→ Parts of the exercise:
1. Rewrite the Simulations Plus cover page from "(Exact name of" to "offices) (Zip Code)", using "Postal Code" in place of "Zip Code".
2. Extend the Simulations Plus cover page, picking up after its final line.

→ Source passage:
○ ○ ○

Attached files

file filename
EX-99.3 - UNAUDITED PRO FORMA CONDENSED COMBINED BALANCE SHEET AS OF FEBRUARY 29, 2020 AND - Simulations Plus, Inc.simulations_ex9903.htm
EX-99.2 - UNAUDITED BALANCE SHEET OF LIXOFT AS OF MARCH 31, 2020 AND THE UNAUDITED STATEME - Simulations Plus, Inc.simulations_ex9902.htm
EX-99.01 - AUDITED FINANCIAL STATEMENTS OF LIXOFT, AS OF DECEMBER 31, 2019 - Simulations Plus, Inc.simulations_ex9901.htm
EX-23.1 - CONSENT OF INDEPENDENT REGISTERED PUBLIC ACCOUNTING FIRM - Simulations Plus, Inc.simulations_ex2301.htm

UNITED STATES

SECURITIES AND EXCHANGE COMMISSION

WASHINGTON, D.C. 20549

 

FORM 8-K/A

 

CURRENT REPORT

 

PURSUANT TO SECTION 13 OR 15(d) OF THE SECURITIES EXCHANGE ACT OF 1934

 

April 1, 2020

(Date of the earliest event reported)

 

Simulations Plus, Inc.

(Exact name of registrant as specified in its charter)

 

California 001-32046 95-4595609
(State or other jurisdiction of incorporation) (Commission File Number) (I.R.S. Employer Identification No.)

 

42505 10th Street West, Lancaster, California 93534-7059

(Address of principal executive offices) (Zip Code)

 

661-723-7723

Registrant's telephone number, including area code

 

N/A

(Former name or former address, if changed since last report)

 

Check the appropriate box below if the Form 8-K filing is intended to simultaneously satisfy the filing obligation of the registrant under any of the following provisions:

 

[_] Written communications pursuant to Rule 425 under the Securities Act (17 CFR 230.425)

 

[_] Soliciting material pursuant to Rule 14z-12 under Exchange Act (17 CFR 240.14a-12)

○ ○ ○

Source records
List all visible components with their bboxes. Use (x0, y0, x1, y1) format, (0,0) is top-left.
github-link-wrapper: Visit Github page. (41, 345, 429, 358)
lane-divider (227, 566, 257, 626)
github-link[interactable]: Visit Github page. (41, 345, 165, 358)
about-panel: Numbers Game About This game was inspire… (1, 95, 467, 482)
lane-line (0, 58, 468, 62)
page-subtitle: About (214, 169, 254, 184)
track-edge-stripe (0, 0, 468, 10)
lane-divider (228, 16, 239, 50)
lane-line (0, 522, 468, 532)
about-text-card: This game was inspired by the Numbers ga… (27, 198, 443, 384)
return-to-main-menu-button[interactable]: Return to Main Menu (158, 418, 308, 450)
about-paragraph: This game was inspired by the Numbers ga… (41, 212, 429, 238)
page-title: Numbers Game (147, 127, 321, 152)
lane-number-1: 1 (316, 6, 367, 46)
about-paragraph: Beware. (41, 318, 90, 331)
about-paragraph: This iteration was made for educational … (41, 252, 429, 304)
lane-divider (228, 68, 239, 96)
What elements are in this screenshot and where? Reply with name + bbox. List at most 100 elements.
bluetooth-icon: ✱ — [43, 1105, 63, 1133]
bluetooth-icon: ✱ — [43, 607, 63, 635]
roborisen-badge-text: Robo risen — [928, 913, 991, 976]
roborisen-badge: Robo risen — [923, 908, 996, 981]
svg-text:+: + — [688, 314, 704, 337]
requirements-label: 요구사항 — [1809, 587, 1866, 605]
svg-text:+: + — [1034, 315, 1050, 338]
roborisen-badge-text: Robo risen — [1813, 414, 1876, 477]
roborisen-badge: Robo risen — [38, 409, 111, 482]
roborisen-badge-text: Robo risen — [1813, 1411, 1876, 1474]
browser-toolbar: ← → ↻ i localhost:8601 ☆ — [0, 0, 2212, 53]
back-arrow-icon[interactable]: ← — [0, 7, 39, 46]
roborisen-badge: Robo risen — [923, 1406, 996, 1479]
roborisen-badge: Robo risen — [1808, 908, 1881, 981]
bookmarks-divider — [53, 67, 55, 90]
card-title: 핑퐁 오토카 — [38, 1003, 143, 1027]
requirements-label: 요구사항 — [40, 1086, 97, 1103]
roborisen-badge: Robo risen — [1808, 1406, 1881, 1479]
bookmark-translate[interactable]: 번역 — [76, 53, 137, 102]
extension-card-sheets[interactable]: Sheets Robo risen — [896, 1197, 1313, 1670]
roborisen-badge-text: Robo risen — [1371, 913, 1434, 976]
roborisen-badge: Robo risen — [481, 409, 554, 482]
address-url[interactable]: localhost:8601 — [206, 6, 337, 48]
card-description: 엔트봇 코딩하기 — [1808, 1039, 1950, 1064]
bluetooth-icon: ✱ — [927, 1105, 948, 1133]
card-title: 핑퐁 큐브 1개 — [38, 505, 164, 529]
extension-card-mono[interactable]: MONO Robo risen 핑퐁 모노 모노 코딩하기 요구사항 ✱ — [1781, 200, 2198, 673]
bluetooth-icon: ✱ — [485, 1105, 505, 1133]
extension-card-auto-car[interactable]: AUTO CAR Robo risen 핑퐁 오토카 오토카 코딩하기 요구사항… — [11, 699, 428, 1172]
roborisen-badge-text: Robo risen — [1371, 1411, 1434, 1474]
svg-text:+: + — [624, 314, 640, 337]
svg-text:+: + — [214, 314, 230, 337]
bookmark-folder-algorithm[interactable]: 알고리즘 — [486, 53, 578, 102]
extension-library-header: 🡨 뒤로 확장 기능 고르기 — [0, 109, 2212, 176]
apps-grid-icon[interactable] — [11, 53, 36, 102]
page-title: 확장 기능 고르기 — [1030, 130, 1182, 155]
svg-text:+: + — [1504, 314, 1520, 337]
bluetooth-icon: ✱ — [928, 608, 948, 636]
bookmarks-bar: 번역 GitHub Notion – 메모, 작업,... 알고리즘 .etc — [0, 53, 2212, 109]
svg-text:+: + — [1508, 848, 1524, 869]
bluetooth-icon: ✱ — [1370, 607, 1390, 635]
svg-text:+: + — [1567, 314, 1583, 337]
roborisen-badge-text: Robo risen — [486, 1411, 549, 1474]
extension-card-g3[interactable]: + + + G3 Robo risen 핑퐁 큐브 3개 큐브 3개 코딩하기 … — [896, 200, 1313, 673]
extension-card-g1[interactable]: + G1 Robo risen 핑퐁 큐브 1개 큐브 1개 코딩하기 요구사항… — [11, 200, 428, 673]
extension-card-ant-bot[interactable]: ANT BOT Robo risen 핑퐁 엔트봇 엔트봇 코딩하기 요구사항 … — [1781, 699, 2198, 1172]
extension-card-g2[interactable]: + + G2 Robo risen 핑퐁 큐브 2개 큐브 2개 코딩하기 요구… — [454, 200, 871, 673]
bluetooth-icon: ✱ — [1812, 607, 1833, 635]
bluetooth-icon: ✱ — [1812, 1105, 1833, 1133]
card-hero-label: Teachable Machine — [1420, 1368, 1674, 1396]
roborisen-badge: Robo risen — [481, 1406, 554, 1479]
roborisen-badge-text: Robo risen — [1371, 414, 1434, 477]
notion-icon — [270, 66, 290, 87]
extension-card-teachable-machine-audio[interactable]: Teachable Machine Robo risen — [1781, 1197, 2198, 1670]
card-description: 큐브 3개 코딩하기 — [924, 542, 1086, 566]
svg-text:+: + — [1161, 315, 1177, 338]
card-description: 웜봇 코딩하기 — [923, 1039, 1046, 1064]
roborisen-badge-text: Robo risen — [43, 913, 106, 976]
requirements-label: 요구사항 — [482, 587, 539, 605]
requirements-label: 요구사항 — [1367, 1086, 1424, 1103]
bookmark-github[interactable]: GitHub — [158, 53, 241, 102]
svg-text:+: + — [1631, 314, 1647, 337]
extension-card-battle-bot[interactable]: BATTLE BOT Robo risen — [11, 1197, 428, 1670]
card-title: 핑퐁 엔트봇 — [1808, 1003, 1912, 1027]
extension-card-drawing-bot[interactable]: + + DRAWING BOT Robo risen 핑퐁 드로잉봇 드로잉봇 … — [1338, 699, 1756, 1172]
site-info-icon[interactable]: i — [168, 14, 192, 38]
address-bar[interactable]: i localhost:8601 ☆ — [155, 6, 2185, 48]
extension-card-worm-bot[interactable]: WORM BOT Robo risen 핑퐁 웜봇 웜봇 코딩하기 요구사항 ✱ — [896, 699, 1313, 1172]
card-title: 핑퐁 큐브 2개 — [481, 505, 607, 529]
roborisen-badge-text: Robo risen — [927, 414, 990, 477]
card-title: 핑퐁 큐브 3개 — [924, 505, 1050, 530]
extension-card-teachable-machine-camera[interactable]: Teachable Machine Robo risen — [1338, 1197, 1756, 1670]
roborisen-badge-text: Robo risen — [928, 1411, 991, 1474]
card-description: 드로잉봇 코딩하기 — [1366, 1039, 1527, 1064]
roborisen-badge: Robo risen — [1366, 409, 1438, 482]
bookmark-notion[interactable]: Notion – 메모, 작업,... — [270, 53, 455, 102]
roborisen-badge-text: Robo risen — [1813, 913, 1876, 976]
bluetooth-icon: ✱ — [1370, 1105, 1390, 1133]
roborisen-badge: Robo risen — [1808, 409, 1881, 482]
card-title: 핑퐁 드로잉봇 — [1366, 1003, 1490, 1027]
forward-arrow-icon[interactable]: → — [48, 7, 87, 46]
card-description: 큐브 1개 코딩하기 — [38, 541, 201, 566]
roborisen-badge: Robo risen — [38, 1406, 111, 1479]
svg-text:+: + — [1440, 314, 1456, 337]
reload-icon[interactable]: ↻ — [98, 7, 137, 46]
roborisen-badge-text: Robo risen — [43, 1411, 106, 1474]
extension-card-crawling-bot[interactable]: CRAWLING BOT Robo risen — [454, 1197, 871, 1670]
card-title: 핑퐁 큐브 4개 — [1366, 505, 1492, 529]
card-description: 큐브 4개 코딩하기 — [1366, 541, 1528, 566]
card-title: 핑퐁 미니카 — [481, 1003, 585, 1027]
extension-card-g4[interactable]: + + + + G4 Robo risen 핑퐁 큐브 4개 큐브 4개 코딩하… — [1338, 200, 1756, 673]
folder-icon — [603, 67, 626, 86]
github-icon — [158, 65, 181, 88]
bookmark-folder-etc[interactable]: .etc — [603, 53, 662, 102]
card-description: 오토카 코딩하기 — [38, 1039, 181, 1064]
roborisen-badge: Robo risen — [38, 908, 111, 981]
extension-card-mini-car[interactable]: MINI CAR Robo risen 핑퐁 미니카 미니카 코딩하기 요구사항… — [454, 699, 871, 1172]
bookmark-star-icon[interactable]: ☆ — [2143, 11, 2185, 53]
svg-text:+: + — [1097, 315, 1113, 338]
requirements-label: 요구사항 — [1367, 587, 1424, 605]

○ ○ ○

→ Task responses:
1.
(Exact name of registrant as specified in its charter)

 

California 001-32046 95-4595609
(State or other jurisdiction of incorporation) (Commission File Number) (I.R.S. Employer Identification No.)

 

42505 10th Street West, Lancaster, California 93534-7059

(Address of principal executive offices) (Postal Code)

2.
[_] Pre-commencement communications pursuant to Rule 14d-2(b) under Exchange Act (17 CFR 240.14d-2(b))

 

[_] Pre-commencement communications pursuant to Rule 13e-4(c) under Exchange Act (17 CFR 240.13e-4(c))

 

Securities registered pursuant to Section 12(b) of the Act:

 

Title of each class

Trading Symbol(s)

Name of each exchange on which registered

Common Stock, par value $0.001 per share

SLP

The Nasdaq Stock Market LLC

 

Indicate by check mark whether the registrant is an emerging growth company as defined in Rule 405 of the Securities Act of 1933 (§230.405 of this chapter) or Rule 12b-2 of the Securities Exchange Act of 1934 (§240.12b-2 of this chapter).

 

Emerging Growth Company □

 

If an emerging growth company, indicate by check mark if the registrant has elected not to use the extended transition period for complying with any new or revised financial accounting standards provided pursuant to Section 13(a) of the Exchange Act. □

 

 

 

   

 

 

Item 9.01 Financial Statements and Exhibits.

 

On April 2, 2020, Simulations Plus, Inc., a California corporation (the “Company”), filed a Current Report on Form 8-K (the “Original 8-K”) with the Securities and Exchange Commission (the “Commission”) regarding the consummation of the acquisition of all the capital stock of Lixoft, a French société par actions simplifiée (“Lixoft”).

 

This Current Report on Form 8-K/A (“Amendment No. 1”) amends and supplements the Original Form 8-K to provide certain financial statements and pro forma financial information as required by Items 9.01(a) and (b) of Form 8-K. No other amendments are being made to the Original Form 8-K by this Amendment No. 1. This Amendment No. 1 should be read in connection with the Original Form 8-K, which provides a more complete description of the acquisition of Lixoft.

 

(a)          Financial Statements of Business Acquired.

 

(i) The audited financial statements of Lixoft, as of December 31, 2019 are filed as Exhibit 99.1 hereto.

 

(ii) The unaudited balance sheet of Lixoft as of March 31, 2020 and the unaudited statements of operations for the three months ended March 31, 2020 and 2019 are filed as Exhibit 99.2 hereto.

 

(iii) The consent of RSM LLP with respect to the Registration Statement of Simulations Plus, Inc. on Form S-8 (No. 333-219446) is attached as Exhibit 23.1 hereto.

 

(b)          Pro Forma Financial Information.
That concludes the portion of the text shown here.